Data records
= = = =

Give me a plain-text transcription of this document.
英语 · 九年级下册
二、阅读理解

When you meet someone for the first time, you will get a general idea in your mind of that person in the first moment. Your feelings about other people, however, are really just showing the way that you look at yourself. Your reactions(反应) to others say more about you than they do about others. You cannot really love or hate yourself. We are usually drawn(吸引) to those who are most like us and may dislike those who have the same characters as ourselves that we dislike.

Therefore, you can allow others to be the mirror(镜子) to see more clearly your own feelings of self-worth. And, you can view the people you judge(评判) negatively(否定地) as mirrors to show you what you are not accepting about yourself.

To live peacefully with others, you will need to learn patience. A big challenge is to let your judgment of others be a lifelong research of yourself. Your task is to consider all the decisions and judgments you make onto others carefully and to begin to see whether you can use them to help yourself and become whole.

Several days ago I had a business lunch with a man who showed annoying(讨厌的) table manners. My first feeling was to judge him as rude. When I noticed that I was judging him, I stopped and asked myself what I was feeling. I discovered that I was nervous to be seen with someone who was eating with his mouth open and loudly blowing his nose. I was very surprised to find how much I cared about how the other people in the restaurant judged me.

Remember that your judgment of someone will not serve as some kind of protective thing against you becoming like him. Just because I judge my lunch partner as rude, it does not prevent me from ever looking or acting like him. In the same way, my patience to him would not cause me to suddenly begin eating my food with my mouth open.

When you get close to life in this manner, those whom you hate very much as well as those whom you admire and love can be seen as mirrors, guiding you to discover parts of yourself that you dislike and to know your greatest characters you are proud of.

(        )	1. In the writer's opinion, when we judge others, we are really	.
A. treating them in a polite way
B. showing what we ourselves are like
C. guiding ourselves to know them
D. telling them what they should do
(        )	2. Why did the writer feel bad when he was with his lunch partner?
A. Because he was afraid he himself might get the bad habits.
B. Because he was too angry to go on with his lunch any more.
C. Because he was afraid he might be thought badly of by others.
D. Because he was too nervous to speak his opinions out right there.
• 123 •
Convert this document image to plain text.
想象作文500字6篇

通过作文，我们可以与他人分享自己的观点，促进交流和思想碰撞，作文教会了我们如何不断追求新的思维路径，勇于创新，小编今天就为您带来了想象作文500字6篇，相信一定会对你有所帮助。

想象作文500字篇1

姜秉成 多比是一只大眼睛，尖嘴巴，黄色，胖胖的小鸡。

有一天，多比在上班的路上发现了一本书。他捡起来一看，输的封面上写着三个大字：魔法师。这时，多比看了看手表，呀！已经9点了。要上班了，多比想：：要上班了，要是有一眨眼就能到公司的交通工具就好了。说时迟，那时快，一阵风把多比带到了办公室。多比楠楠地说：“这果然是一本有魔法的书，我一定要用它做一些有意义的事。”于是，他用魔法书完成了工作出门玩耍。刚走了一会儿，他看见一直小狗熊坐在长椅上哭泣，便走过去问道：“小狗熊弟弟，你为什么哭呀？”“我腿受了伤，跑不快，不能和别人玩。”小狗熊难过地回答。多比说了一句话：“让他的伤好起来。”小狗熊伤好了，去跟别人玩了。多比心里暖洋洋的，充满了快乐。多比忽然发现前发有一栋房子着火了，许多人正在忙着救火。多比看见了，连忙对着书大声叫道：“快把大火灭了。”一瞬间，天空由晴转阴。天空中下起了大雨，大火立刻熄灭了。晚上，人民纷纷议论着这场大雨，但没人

= = = =

### Do this
Within the material above, find the lines that contain the word "mirrors"; copy them.

### Output for this exercise
Therefore, you can allow others to be the mirror(镜子) to see more clearly your own feelings of self-worth. And, you can view the people you judge(评判) negatively(否定地) as mirrors to show you what you are not accepting about yourself.
When you get close to life in this manner, those whom you hate very much as well as those whom you admire and love can be seen as mirrors, guiding you to discover parts of yourself that you dislike and to know your greatest characters you are proud of.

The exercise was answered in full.